• What to do:
Look through the lines below and extract any with the word "from".

◆ ◆ ◆ ◆ ◆ ◆ ◆

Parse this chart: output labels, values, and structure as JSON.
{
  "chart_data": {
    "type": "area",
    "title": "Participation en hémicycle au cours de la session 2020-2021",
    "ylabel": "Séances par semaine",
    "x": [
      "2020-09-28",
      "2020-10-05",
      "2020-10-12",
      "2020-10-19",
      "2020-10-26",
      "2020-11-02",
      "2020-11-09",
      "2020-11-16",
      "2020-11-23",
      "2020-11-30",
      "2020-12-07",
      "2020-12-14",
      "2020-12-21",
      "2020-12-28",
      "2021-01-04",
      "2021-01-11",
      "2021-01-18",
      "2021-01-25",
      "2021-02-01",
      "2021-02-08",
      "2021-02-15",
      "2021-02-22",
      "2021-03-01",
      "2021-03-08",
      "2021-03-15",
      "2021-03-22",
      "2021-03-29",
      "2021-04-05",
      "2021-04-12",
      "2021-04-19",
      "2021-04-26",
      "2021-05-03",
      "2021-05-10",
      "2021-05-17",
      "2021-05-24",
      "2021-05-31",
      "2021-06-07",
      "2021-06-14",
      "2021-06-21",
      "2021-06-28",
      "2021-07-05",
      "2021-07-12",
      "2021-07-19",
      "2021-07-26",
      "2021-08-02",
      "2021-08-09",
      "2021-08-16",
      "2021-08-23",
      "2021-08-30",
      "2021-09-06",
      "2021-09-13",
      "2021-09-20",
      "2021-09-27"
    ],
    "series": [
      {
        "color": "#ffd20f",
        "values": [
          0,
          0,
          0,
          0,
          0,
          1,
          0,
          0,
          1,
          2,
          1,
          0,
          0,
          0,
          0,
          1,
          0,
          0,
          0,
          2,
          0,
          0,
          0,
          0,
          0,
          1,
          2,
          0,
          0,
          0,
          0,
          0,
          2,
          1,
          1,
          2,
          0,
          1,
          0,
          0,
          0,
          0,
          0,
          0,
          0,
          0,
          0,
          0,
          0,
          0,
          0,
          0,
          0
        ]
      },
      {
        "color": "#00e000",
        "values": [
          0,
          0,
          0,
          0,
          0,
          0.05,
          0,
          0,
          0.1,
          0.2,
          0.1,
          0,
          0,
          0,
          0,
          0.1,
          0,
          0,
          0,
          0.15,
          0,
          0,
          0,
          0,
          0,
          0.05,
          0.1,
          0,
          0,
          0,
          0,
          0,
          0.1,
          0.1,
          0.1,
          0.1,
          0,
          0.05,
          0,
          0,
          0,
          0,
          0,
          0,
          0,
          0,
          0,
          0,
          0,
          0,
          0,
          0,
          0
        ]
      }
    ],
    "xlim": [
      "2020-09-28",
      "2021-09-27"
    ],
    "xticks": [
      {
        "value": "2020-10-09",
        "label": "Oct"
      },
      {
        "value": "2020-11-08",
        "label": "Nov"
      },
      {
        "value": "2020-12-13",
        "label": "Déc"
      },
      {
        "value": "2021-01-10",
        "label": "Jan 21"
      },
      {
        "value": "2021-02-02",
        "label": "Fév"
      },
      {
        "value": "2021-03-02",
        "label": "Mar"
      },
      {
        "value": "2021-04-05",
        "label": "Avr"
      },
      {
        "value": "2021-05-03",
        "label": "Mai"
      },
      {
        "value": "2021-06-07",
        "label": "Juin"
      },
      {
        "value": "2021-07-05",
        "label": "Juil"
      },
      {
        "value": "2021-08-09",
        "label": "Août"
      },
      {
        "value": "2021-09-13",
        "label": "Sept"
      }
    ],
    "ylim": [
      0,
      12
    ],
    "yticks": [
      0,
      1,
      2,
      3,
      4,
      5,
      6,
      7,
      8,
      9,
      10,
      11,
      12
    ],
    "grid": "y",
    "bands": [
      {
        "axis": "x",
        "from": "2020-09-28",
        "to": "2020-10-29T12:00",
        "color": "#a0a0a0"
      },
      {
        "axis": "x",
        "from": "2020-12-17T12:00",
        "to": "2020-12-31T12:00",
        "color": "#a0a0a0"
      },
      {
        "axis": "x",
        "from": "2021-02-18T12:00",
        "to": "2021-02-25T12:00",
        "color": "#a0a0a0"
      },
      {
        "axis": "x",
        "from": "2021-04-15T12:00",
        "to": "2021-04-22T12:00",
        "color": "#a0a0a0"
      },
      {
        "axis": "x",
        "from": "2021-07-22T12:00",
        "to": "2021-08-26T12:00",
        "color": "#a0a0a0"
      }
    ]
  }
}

◆ ◆ ◆ ◆ ◆ ◆ ◆

• Full response:
        "from": "2020-09-28",
        "from": "2020-12-17T12:00",
        "from": "2021-02-18T12:00",
        "from": "2021-04-15T12:00",
        "from": "2021-07-22T12:00",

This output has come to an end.